**SHORT PROBLEM**
Give the listing below again in full, exactly as written.

>> BEGIN PROVIDED RECORDS

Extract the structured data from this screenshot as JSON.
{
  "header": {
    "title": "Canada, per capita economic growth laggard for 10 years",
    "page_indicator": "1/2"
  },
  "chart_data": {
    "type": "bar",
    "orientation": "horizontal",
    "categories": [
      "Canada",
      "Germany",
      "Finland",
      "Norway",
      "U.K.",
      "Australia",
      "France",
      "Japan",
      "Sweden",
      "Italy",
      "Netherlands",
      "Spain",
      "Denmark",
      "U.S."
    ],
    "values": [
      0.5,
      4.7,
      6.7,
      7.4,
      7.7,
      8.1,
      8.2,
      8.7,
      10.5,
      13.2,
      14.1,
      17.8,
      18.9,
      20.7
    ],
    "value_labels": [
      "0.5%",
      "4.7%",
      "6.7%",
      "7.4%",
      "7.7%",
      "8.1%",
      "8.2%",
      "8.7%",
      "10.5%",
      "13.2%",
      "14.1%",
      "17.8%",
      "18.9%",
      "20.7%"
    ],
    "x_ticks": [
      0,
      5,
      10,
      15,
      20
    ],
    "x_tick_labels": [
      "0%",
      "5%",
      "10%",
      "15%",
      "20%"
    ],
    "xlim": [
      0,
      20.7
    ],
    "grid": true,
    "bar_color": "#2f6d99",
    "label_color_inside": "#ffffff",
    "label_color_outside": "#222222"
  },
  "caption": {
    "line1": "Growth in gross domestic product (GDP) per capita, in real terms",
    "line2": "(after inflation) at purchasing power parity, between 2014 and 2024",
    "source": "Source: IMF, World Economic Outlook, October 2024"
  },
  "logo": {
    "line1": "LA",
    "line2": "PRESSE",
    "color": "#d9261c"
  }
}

>> END PROVIDED RECORDS

**SOLUTION TO THE EXERCISE**
Extract the structured data from this screenshot as JSON.
{
  "header": {
    "title": "Canada, per capita economic growth laggard for 10 years",
    "page_indicator": "1/2"
  },
  "chart_data": {
    "type": "bar",
    "orientation": "horizontal",
    "categories": [
      "Canada",
      "Germany",
      "Finland",
      "Norway",
      "U.K.",
      "Australia",
      "France",
      "Japan",
      "Sweden",
      "Italy",
      "Netherlands",
      "Spain",
      "Denmark",
      "U.S."
    ],
    "values": [
      0.5,
      4.7,
      6.7,
      7.4,
      7.7,
      8.1,
      8.2,
      8.7,
      10.5,
      13.2,
      14.1,
      17.8,
      18.9,
      20.7
    ],
    "value_labels": [
      "0.5%",
      "4.7%",
      "6.7%",
      "7.4%",
      "7.7%",
      "8.1%",
      "8.2%",
      "8.7%",
      "10.5%",
      "13.2%",
      "14.1%",
      "17.8%",
      "18.9%",
      "20.7%"
    ],
    "x_ticks": [
      0,
      5,
      10,
      15,
      20
    ],
    "x_tick_labels": [
      "0%",
      "5%",
      "10%",
      "15%",
      "20%"
    ],
    "xlim": [
      0,
      20.7
    ],
    "grid": true,
    "bar_color": "#2f6d99",
    "label_color_inside": "#ffffff",
    "label_color_outside": "#222222"
  },
  "caption": {
    "line1": "Growth in gross domestic product (GDP) per capita, in real terms",
    "line2": "(after inflation) at purchasing power parity, between 2014 and 2024",
    "source": "Source: IMF, World Economic Outlook, October 2024"
  },
  "logo": {
    "line1": "LA",
    "line2": "PRESSE",
    "color": "#d9261c"
  }
}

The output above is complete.